>> Begin Data records
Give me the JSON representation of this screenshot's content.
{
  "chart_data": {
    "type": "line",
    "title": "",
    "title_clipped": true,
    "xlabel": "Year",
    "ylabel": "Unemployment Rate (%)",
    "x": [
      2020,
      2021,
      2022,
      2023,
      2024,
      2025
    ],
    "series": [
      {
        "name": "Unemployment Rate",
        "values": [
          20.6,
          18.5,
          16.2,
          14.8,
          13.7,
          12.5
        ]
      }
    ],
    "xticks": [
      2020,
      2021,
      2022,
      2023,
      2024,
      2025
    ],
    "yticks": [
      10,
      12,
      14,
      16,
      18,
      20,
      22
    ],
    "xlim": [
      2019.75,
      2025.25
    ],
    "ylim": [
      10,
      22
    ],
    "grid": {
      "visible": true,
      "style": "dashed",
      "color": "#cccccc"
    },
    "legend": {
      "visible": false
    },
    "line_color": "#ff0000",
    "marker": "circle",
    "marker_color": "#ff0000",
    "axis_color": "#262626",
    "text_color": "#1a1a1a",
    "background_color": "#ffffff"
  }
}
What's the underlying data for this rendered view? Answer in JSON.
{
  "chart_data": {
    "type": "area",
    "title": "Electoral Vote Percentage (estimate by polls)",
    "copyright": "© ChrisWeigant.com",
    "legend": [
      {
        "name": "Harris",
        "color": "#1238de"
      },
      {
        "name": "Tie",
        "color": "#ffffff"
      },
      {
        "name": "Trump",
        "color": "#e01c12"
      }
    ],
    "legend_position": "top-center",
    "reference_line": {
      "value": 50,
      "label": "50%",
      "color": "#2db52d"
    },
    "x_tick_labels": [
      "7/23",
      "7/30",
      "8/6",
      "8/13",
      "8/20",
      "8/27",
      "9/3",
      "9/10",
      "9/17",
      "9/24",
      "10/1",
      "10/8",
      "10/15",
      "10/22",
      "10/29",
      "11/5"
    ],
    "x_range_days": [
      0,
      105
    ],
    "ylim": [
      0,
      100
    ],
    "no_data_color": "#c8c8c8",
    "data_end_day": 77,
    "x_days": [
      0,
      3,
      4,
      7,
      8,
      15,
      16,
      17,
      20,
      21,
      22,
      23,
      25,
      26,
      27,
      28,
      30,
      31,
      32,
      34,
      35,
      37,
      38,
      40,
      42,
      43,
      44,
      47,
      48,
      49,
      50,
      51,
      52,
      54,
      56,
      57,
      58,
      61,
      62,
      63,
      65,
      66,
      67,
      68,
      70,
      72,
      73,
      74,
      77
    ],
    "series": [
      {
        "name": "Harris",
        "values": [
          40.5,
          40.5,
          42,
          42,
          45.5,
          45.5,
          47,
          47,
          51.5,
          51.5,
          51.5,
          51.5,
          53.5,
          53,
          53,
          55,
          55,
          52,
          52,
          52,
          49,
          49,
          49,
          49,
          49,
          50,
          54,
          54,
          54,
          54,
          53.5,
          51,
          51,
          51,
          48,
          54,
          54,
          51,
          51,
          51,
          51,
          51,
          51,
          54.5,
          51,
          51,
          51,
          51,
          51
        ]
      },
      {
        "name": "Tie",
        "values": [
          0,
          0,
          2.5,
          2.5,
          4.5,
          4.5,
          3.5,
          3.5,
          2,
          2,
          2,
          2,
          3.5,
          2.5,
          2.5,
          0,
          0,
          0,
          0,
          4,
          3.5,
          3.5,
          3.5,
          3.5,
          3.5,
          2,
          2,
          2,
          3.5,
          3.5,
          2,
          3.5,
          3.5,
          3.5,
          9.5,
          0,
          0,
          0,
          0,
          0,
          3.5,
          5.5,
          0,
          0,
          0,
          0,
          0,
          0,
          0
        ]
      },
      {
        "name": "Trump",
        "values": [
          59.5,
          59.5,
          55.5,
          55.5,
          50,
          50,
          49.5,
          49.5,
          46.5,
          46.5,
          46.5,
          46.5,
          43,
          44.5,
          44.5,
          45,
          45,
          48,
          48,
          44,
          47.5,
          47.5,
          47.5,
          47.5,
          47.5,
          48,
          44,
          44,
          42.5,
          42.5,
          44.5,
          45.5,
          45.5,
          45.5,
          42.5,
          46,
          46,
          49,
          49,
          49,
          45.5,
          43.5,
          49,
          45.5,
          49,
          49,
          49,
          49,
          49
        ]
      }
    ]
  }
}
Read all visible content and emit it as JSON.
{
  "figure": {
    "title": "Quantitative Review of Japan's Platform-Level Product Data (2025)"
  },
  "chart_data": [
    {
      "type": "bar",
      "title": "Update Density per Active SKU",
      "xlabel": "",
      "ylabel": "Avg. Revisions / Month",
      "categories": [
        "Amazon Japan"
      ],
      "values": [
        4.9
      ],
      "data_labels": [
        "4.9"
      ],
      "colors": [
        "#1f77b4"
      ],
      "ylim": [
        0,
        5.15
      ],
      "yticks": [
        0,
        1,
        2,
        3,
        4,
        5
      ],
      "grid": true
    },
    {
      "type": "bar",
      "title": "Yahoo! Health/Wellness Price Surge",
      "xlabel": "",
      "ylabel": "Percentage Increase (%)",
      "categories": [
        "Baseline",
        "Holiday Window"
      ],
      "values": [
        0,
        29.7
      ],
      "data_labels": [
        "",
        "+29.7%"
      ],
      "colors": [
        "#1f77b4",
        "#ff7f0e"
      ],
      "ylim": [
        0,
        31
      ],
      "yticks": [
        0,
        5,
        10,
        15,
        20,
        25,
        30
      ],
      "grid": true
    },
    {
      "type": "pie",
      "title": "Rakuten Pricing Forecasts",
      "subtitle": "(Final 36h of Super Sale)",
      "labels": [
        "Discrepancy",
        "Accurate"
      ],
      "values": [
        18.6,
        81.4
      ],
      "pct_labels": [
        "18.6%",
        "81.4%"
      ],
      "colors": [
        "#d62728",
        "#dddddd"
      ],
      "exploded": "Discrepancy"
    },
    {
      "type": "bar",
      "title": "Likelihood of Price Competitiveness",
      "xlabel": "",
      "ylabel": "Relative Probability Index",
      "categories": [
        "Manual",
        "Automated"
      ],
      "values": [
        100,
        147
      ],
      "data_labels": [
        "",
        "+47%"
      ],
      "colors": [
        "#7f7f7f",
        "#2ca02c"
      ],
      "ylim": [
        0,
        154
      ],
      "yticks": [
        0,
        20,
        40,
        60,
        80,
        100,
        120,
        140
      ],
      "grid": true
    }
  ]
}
>> End Data records
§ Aim of the task:
Output all of the data again. Match it exactly.

§ Task solution:
Give me the JSON representation of this screenshot's content.
{
  "chart_data": {
    "type": "line",
    "title": "",
    "title_clipped": true,
    "xlabel": "Year",
    "ylabel": "Unemployment Rate (%)",
    "x": [
      2020,
      2021,
      2022,
      2023,
      2024,
      2025
    ],
    "series": [
      {
        "name": "Unemployment Rate",
        "values": [
          20.6,
          18.5,
          16.2,
          14.8,
          13.7,
          12.5
        ]
      }
    ],
    "xticks": [
      2020,
      2021,
      2022,
      2023,
      2024,
      2025
    ],
    "yticks": [
      10,
      12,
      14,
      16,
      18,
      20,
      22
    ],
    "xlim": [
      2019.75,
      2025.25
    ],
    "ylim": [
      10,
      22
    ],
    "grid": {
      "visible": true,
      "style": "dashed",
      "color": "#cccccc"
    },
    "legend": {
      "visible": false
    },
    "line_color": "#ff0000",
    "marker": "circle",
    "marker_color": "#ff0000",
    "axis_color": "#262626",
    "text_color": "#1a1a1a",
    "background_color": "#ffffff"
  }
}
What's the underlying data for this rendered view? Answer in JSON.
{
  "chart_data": {
    "type": "area",
    "title": "Electoral Vote Percentage (estimate by polls)",
    "copyright": "© ChrisWeigant.com",
    "legend": [
      {
        "name": "Harris",
        "color": "#1238de"
      },
      {
        "name": "Tie",
        "color": "#ffffff"
      },
      {
        "name": "Trump",
        "color": "#e01c12"
      }
    ],
    "legend_position": "top-center",
    "reference_line": {
      "value": 50,
      "label": "50%",
      "color": "#2db52d"
    },
    "x_tick_labels": [
      "7/23",
      "7/30",
      "8/6",
      "8/13",
      "8/20",
      "8/27",
      "9/3",
      "9/10",
      "9/17",
      "9/24",
      "10/1",
      "10/8",
      "10/15",
      "10/22",
      "10/29",
      "11/5"
    ],
    "x_range_days": [
      0,
      105
    ],
    "ylim": [
      0,
      100
    ],
    "no_data_color": "#c8c8c8",
    "data_end_day": 77,
    "x_days": [
      0,
      3,
      4,
      7,
      8,
      15,
      16,
      17,
      20,
      21,
      22,
      23,
      25,
      26,
      27,
      28,
      30,
      31,
      32,
      34,
      35,
      37,
      38,
      40,
      42,
      43,
      44,
      47,
      48,
      49,
      50,
      51,
      52,
      54,
      56,
      57,
      58,
      61,
      62,
      63,
      65,
      66,
      67,
      68,
      70,
      72,
      73,
      74,
      77
    ],
    "series": [
      {
        "name": "Harris",
        "values": [
          40.5,
          40.5,
          42,
          42,
          45.5,
          45.5,
          47,
          47,
          51.5,
          51.5,
          51.5,
          51.5,
          53.5,
          53,
          53,
          55,
          55,
          52,
          52,
          52,
          49,
          49,
          49,
          49,
          49,
          50,
          54,
          54,
          54,
          54,
          53.5,
          51,
          51,
          51,
          48,
          54,
          54,
          51,
          51,
          51,
          51,
          51,
          51,
          54.5,
          51,
          51,
          51,
          51,
          51
        ]
      },
      {
        "name": "Tie",
        "values": [
          0,
          0,
          2.5,
          2.5,
          4.5,
          4.5,
          3.5,
          3.5,
          2,
          2,
          2,
          2,
          3.5,
          2.5,
          2.5,
          0,
          0,
          0,
          0,
          4,
          3.5,
          3.5,
          3.5,
          3.5,
          3.5,
          2,
          2,
          2,
          3.5,
          3.5,
          2,
          3.5,
          3.5,
          3.5,
          9.5,
          0,
          0,
          0,
          0,
          0,
          3.5,
          5.5,
          0,
          0,
          0,
          0,
          0,
          0,
          0
        ]
      },
      {
        "name": "Trump",
        "values": [
          59.5,
          59.5,
          55.5,
          55.5,
          50,
          50,
          49.5,
          49.5,
          46.5,
          46.5,
          46.5,
          46.5,
          43,
          44.5,
          44.5,
          45,
          45,
          48,
          48,
          44,
          47.5,
          47.5,
          47.5,
          47.5,
          47.5,
          48,
          44,
          44,
          42.5,
          42.5,
          44.5,
          45.5,
          45.5,
          45.5,
          42.5,
          46,
          46,
          49,
          49,
          49,
          45.5,
          43.5,
          49,
          45.5,
          49,
          49,
          49,
          49,
          49
        ]
      }
    ]
  }
}
Read all visible content and emit it as JSON.
{
  "figure": {
    "title": "Quantitative Review of Japan's Platform-Level Product Data (2025)"
  },
  "chart_data": [
    {
      "type": "bar",
      "title": "Update Density per Active SKU",
      "xlabel": "",
      "ylabel": "Avg. Revisions / Month",
      "categories": [
        "Amazon Japan"
      ],
      "values": [
        4.9
      ],
      "data_labels": [
        "4.9"
      ],
      "colors": [
        "#1f77b4"
      ],
      "ylim": [
        0,
        5.15
      ],
      "yticks": [
        0,
        1,
        2,
        3,
        4,
        5
      ],
      "grid": true
    },
    {
      "type": "bar",
      "title": "Yahoo! Health/Wellness Price Surge",
      "xlabel": "",
      "ylabel": "Percentage Increase (%)",
      "categories": [
        "Baseline",
        "Holiday Window"
      ],
      "values": [
        0,
        29.7
      ],
      "data_labels": [
        "",
        "+29.7%"
      ],
      "colors": [
        "#1f77b4",
        "#ff7f0e"
      ],
      "ylim": [
        0,
        31
      ],
      "yticks": [
        0,
        5,
        10,
        15,
        20,
        25,
        30
      ],
      "grid": true
    },
    {
      "type": "pie",
      "title": "Rakuten Pricing Forecasts",
      "subtitle": "(Final 36h of Super Sale)",
      "labels": [
        "Discrepancy",
        "Accurate"
      ],
      "values": [
        18.6,
        81.4
      ],
      "pct_labels": [
        "18.6%",
        "81.4%"
      ],
      "colors": [
        "#d62728",
        "#dddddd"
      ],
      "exploded": "Discrepancy"
    },
    {
      "type": "bar",
      "title": "Likelihood of Price Competitiveness",
      "xlabel": "",
      "ylabel": "Relative Probability Index",
      "categories": [
        "Manual",
        "Automated"
      ],
      "values": [
        100,
        147
      ],
      "data_labels": [
        "",
        "+47%"
      ],
      "colors": [
        "#7f7f7f",
        "#2ca02c"
      ],
      "ylim": [
        0,
        154
      ],
      "yticks": [
        0,
        20,
        40,
        60,
        80,
        100,
        120,
        140
      ],
      "grid": true
    }
  ]
}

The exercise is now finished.